▶ _Data records_
|---|

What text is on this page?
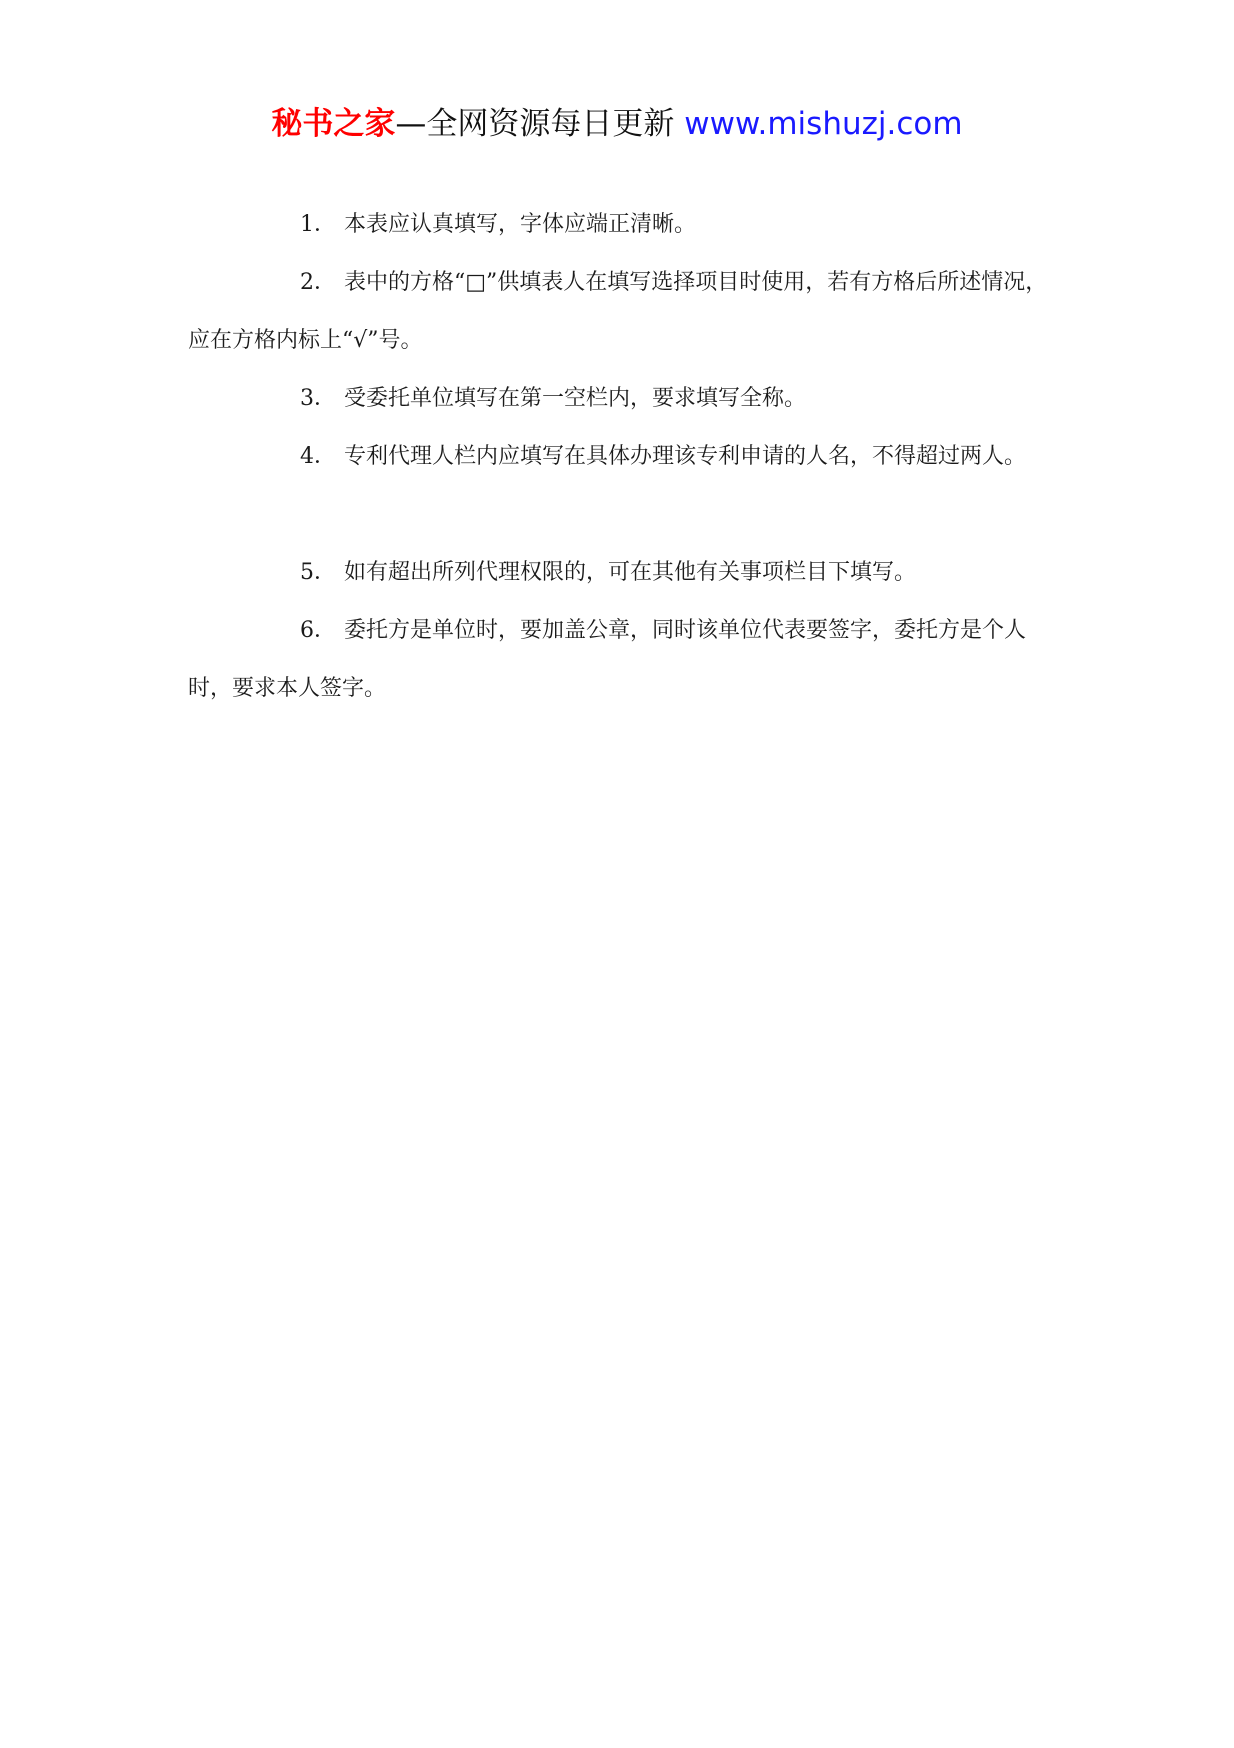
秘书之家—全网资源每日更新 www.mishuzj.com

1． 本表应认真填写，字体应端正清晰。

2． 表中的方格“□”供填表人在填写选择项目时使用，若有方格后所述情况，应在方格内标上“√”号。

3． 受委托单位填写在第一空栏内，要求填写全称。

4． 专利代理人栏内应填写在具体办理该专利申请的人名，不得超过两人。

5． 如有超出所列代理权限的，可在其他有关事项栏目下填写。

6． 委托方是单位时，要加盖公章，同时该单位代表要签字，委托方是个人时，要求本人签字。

|---|

In this exercise, set down all of the data exactly, without the pictures.

▶ _RESPONSE FOR THIS EXERCISE_
What text is on this page?
秘书之家—全网资源每日更新 www.mishuzj.com

1． 本表应认真填写，字体应端正清晰。

2． 表中的方格“□”供填表人在填写选择项目时使用，若有方格后所述情况，应在方格内标上“√”号。

3． 受委托单位填写在第一空栏内，要求填写全称。

4． 专利代理人栏内应填写在具体办理该专利申请的人名，不得超过两人。

5． 如有超出所列代理权限的，可在其他有关事项栏目下填写。

6． 委托方是单位时，要加盖公章，同时该单位代表要签字，委托方是个人时，要求本人签字。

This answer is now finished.